Vom rein funktionalen Standpunkt, das heißt, von der visuellen und
werblichen Schlagkraft aus gesehen, erscheint die Arbeit des Bühnenbildners
Karl von Appen zunächst wenig effektvoll. Durch seine kleinteilige und detailreiche
Aufmachung wirkt das Plakat auf den ersten Blick unübersichtlich, macht
aber andererseits dadurch neugierig. Die gestalterische Umsetzung des angekündigten
Bühnenstückes ist gleichzeitig Ausdruck der langjährigen und intensiven
Zusammenarbeit von Bertolt Brecht und Karl von Appen. Brecht hatte den damaligen
Chefbühnenbildner des Staatsschauspiels Dresden 1953 nach Berlin geholt.
Die Gestaltung des Plakats ist für die bühnenbildnerische Tätigkeit von
Appen und somit für die Bühnenarbeit des Berliner Ensembles programmatisch:
Sie übernimmt nachweislich die Entwürfe der Bühnendekoration sowie Elemente
der Szenenbilder, Arrangement- und Inszenierungsskizzen sowie Masken- und
Kostümentwürfe.16 Der Handlungsverlauf
wird durch die Abfolge der für sich isolierten Bildelemente, das heißt,
die Abbildung von Personengruppen und Schlüsselszenen, angedeutet: Oben
erscheinen die drei Götter, die nach "guten Menschen" Ausschau halten und
schließlich Shen Te finden, die sich gegenüber ihren bedürftigen Mitmenschen
hilfreich erweist. Sie ist in der nächsten Gruppe dargestellt. Durch ihre
Nächstenliebe gerät sie in eine finanzielle Notlage, so daß sie in die Rolle
des von ihr erfundenen Vetters Shui Ta schlüpft und alle gegen Hungerlöhne
für sich arbeiten läßt. Auch diese Personengruppe zeigt das Plakat. Dabei
wirkt "der leere Raum als ein ebensowohl trennendes wie verbindendes Moment
…, so wie Brecht es an der ›Malerei der Chinesen‹ … gerühmt hatte."17
Die einzelnen Elemente sind kleinteilig und zeugen von einer genauen Beobachtung
der Szenerie. Somit stellt sich ein Charakteristikum der Theaterplakate
von Appen dar, der tendenziell auf den klassischen "eye-catcher" verzichtete;
stattdessen wählte er eine komplexe, nicht selten auch verschlüsselte Gestaltungsweise,
die das Milieu der Handlung einfängt. Diesen "Milieuzitaten" ist ein hoher
"Grad von sinnlicher Authentizität" eigen.18
Die Besonderheiten der Arbeit Karl von Appens werden deutlicher im
Vergleich mit einem Plakat aus dem Jahr 1970 zu einer Inszenierung desselben
Stücks durch den Brechtschüler Benno Besson an der Berliner Volksbühne,
für die er auch das Bühnenbild entwarf. Das Plakat arbeitet mit den Antagonismen
Schwarz und Weiß beziehungsweise Gut und Böse. Es handelt sich um zwei voneinander
abgewandte, stark stilisierte weibliche und männliche Gesichtshälften, die
ihrerseits nochmals in ein schwarzes und weißes Viertel geteilt sind. Die
schematische Darstellung verweist einerseits auf die Verwendung von Masken
in dieser Inszenierung. Andererseits kündigt sie das durch das Stück nachgezeichnete
Rollenspiel der gutmütigen Shen Te an, die in ihrer Not die Rolle des skrupellosen
Shui Ta annimmt. In dessen Maske - auf dem Plakat durch die schwarze Farbe
angedeutet - setzt sie mit harter Hand ihre geschäftlichen Interessen durch.

▸ Aufgabenstellung: Entscheiden Sie für jede Aussage mit Ja oder Nein, ob sie mit dem Text über die Theaterplakate übereinstimmt, und belegen Sie jede Entscheidung mit einem wörtlichen Zitat daraus. 1. Brecht holte Karl von Appen im Jahr 1953 nach Berlin. 2. Die Inszenierung von Benno Besson aus dem Jahr 1970 fand am Staatsschauspiel Dresden statt. 3. Shen Te schlüpft in die Rolle eines Vetters, den sie selbst erfunden hat.

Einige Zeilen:

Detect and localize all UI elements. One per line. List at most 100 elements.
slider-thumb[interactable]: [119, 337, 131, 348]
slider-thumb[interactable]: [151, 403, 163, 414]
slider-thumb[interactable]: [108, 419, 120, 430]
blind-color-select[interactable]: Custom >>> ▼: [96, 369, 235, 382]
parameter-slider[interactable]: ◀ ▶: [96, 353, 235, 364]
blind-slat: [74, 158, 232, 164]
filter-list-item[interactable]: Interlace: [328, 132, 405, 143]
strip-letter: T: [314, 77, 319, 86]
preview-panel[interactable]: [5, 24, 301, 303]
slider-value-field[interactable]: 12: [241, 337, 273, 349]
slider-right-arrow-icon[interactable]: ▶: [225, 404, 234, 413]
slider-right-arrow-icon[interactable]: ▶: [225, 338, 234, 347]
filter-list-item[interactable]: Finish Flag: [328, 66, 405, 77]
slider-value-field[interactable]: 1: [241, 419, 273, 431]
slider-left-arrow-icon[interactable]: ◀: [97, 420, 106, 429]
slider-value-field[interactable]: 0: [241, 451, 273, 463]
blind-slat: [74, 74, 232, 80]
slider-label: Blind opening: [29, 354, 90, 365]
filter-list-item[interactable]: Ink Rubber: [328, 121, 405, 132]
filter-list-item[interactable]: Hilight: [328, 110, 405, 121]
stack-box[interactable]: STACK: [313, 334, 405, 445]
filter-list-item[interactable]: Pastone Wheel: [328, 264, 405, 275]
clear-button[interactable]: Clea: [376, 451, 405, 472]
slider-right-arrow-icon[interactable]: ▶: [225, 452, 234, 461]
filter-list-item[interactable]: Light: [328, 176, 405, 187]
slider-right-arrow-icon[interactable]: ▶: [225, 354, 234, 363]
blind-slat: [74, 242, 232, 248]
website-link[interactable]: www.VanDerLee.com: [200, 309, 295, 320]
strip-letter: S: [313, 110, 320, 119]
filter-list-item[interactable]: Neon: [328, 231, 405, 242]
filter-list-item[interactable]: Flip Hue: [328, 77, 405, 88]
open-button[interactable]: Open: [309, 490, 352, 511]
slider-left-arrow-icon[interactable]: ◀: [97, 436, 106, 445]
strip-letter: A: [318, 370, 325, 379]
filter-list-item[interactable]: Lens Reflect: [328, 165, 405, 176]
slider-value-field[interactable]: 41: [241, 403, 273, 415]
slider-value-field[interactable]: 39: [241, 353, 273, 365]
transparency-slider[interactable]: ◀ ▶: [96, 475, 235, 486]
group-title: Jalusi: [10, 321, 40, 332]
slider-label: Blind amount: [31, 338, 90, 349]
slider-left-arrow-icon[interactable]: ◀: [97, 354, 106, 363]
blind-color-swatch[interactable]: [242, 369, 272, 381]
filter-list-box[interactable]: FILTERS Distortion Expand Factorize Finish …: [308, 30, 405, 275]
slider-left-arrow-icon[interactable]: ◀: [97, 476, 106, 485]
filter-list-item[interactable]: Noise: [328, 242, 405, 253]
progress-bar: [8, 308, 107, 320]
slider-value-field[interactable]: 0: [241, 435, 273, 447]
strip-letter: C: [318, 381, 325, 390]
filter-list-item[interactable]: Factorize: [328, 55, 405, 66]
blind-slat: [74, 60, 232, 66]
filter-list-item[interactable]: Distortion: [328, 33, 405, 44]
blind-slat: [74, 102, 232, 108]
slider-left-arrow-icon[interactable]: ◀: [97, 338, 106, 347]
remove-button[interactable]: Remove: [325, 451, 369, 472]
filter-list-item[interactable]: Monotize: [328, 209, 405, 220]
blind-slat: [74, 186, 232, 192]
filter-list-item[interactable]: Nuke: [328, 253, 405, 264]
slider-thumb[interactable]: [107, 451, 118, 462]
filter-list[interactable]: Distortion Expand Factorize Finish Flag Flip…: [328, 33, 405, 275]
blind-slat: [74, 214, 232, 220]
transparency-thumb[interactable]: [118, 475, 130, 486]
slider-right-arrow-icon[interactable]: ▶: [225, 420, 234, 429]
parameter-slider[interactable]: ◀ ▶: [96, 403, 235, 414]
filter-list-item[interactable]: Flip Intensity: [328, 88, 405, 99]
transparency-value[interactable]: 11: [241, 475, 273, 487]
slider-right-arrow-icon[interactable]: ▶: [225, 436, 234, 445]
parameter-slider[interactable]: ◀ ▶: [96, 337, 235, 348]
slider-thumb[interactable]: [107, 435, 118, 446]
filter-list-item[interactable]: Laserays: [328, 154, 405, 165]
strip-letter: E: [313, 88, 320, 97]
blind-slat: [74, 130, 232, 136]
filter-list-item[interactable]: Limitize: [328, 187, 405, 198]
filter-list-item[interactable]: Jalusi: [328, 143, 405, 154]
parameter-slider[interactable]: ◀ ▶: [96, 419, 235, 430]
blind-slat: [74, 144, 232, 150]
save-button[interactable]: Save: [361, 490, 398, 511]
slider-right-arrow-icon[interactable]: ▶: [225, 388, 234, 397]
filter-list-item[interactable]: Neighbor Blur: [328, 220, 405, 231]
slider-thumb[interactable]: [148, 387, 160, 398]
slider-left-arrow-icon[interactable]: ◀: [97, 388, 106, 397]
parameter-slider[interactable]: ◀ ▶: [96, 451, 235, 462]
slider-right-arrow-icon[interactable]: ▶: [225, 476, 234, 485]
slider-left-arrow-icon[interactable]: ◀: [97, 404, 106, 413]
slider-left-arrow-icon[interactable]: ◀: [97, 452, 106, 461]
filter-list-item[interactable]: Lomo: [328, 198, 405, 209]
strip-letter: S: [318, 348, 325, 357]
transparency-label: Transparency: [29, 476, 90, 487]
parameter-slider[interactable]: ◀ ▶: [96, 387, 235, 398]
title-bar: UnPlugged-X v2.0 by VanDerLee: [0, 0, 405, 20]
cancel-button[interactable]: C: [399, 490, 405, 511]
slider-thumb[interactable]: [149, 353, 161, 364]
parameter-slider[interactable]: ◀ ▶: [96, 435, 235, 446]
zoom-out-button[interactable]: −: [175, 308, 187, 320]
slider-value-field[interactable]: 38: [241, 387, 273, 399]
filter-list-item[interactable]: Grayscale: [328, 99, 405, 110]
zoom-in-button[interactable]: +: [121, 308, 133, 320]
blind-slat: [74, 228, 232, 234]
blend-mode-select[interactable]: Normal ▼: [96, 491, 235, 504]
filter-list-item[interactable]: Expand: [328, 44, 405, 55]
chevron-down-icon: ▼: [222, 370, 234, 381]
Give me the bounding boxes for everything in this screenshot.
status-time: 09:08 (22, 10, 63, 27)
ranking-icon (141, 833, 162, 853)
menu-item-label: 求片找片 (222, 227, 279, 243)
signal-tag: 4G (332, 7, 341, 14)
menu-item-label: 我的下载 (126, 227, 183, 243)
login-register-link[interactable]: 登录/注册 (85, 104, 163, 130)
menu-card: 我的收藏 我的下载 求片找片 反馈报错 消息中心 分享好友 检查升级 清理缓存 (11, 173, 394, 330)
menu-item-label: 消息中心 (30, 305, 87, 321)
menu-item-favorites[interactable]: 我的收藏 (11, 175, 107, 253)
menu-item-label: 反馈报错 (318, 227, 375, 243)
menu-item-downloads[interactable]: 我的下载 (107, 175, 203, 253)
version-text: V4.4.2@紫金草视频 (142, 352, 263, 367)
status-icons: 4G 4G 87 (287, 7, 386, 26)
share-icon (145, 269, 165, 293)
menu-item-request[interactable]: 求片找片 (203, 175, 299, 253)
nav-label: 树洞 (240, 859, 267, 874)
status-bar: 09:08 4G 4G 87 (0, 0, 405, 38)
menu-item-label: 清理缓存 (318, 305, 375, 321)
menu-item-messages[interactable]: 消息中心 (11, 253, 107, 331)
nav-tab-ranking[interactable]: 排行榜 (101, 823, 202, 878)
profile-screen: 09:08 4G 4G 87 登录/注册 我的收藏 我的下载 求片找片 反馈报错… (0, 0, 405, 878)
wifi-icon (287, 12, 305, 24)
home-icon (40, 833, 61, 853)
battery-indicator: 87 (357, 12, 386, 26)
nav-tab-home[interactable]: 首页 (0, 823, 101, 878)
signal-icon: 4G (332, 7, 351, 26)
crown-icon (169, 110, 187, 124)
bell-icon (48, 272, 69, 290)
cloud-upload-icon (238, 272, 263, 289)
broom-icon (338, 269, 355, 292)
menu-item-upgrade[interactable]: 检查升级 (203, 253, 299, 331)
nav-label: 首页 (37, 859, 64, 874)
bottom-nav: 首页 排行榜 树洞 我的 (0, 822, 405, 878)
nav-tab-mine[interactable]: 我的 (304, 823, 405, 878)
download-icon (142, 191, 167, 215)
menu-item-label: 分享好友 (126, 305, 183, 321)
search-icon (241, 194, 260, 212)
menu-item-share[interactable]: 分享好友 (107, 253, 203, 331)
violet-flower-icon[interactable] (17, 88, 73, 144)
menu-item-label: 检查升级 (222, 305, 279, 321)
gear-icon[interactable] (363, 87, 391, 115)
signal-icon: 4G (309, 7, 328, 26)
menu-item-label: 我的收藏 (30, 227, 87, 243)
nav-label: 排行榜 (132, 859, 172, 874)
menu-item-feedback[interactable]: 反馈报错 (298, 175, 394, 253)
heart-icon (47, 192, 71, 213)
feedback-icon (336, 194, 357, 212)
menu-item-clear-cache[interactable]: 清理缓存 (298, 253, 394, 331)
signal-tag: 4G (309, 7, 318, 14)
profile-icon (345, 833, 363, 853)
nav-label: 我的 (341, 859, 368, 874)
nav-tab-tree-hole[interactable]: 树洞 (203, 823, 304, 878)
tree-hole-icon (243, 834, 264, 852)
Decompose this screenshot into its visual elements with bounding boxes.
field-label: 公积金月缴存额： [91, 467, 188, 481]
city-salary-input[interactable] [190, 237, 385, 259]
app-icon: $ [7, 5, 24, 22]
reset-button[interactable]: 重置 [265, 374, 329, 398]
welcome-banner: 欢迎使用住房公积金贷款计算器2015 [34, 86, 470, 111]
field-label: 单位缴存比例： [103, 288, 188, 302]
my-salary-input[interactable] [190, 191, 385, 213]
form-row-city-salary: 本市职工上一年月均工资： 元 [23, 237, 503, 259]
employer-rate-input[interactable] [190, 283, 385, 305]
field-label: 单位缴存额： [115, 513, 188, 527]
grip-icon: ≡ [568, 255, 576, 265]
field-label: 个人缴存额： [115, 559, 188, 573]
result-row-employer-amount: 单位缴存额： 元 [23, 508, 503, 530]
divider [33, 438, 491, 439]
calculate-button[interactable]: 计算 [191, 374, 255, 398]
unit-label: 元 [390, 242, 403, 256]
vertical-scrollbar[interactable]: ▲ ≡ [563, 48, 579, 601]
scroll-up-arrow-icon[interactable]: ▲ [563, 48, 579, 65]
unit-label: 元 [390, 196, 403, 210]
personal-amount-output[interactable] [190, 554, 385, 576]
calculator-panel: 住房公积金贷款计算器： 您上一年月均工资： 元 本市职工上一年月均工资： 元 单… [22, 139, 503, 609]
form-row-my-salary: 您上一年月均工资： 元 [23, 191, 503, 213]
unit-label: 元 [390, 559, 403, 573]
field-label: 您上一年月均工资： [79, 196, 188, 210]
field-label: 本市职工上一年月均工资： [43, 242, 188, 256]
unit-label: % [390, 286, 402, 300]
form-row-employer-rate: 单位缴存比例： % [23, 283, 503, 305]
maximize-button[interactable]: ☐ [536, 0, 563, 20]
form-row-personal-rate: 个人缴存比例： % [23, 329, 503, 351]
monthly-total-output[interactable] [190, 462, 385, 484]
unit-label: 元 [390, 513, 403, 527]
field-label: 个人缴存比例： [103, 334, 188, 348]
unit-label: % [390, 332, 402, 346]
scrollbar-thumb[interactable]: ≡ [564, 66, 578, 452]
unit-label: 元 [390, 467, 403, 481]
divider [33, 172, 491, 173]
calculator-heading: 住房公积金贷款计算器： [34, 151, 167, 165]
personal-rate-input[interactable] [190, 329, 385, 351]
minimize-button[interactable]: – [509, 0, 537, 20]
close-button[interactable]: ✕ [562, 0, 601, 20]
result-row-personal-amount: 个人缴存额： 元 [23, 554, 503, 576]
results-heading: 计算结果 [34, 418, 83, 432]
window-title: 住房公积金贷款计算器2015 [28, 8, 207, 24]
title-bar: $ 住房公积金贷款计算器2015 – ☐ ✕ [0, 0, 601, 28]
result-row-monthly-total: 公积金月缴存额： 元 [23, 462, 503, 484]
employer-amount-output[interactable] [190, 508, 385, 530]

▸ Richtige Lösung:
1. Ja: „Brecht hatte den damaligen Chefbühnenbildner des Staatsschauspiels Dresden 1953 nach Berlin geholt.“
2. Nein: „durch den Brechtschüler Benno Besson an der Berliner Volksbühne“
3. Ja: „so daß sie in die Rolle des von ihr erfundenen Vetters Shui Ta schlüpft“